**Task objective**: I'd like every line from the material below that has "ylabel" in it.

**Dataset excerpts**:

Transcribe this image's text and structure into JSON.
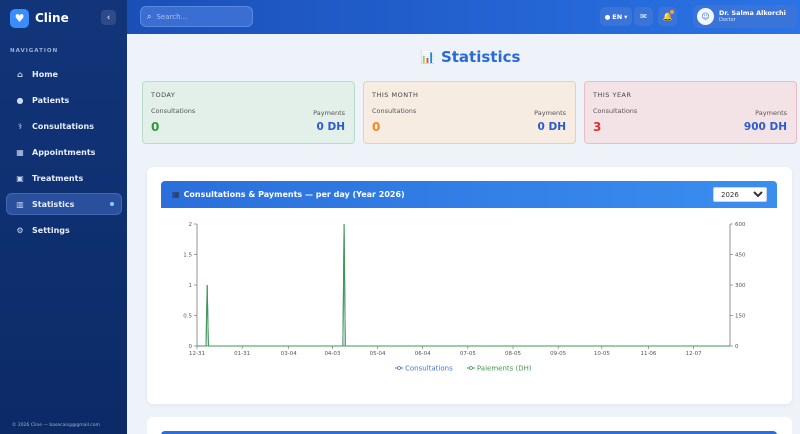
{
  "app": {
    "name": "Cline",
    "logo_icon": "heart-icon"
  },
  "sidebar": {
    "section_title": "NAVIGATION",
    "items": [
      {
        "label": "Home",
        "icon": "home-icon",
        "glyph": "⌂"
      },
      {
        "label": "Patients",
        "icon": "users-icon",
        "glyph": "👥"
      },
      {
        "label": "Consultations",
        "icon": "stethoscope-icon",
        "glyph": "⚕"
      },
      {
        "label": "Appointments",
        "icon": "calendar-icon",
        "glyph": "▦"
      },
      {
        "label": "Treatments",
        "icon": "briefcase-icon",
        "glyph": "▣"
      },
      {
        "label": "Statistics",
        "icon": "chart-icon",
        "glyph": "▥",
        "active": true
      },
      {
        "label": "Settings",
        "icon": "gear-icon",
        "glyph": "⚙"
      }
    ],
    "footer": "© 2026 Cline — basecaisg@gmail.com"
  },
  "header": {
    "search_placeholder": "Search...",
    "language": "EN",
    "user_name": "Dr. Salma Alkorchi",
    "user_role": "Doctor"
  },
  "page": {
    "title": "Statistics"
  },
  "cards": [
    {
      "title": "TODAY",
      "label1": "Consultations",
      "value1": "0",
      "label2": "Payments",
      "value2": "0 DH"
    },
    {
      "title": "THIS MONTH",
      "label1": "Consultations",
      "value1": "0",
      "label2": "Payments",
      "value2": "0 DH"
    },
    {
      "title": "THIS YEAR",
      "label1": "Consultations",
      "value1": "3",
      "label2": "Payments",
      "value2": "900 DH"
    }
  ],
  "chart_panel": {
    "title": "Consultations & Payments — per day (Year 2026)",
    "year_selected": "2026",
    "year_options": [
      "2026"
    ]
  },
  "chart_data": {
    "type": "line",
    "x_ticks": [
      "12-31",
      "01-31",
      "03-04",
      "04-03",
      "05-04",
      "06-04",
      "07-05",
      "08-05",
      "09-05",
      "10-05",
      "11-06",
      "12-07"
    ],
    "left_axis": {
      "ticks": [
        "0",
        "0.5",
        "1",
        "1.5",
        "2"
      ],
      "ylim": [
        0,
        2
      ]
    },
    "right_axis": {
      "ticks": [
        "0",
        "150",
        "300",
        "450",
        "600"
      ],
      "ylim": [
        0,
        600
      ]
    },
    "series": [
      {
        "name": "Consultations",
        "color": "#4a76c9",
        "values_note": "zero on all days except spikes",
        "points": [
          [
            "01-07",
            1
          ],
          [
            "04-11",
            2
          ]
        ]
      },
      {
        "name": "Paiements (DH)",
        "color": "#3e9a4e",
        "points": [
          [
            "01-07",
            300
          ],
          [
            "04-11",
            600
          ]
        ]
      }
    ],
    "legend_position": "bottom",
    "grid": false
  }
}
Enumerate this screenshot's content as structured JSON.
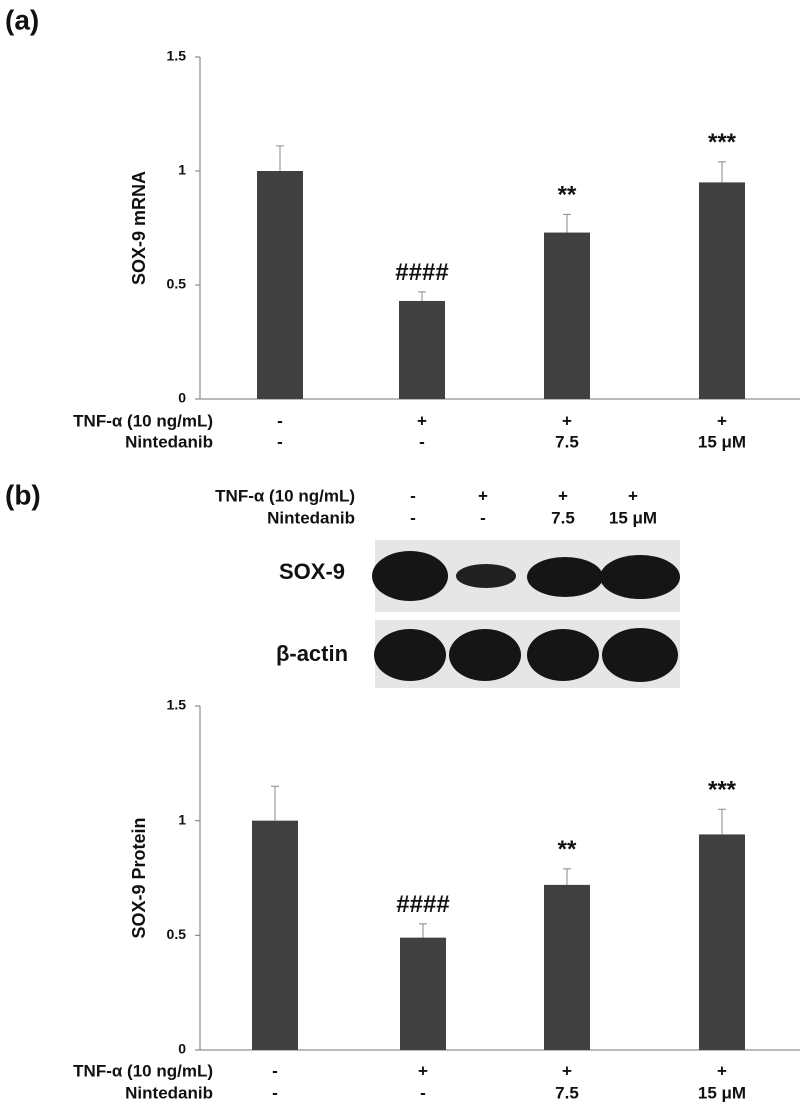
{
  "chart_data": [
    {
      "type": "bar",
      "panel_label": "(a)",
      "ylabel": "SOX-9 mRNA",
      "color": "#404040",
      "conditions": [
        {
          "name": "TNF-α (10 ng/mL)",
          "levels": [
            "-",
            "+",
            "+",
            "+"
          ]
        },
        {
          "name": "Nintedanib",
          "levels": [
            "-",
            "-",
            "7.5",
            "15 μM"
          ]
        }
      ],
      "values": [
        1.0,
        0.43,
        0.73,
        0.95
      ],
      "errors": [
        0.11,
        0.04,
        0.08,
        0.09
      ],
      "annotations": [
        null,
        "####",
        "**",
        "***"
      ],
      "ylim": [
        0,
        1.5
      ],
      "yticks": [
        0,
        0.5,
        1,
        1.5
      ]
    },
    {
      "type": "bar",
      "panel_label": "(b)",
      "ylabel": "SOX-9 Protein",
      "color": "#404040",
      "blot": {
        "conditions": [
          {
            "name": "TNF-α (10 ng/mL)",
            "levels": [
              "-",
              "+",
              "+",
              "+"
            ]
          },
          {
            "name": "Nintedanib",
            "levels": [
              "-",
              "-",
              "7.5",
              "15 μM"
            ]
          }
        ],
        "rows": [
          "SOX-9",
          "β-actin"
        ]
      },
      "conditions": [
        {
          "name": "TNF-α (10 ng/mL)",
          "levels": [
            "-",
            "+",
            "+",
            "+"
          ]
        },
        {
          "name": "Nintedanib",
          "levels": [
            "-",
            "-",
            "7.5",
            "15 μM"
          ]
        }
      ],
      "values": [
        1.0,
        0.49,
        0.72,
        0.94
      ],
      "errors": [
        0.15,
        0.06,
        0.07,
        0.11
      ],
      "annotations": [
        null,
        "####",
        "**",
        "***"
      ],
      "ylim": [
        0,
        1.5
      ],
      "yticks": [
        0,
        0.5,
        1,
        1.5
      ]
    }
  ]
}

**Your response**:
      "ylabel": "SOX-9 mRNA",
      "ylabel": "SOX-9 Protein",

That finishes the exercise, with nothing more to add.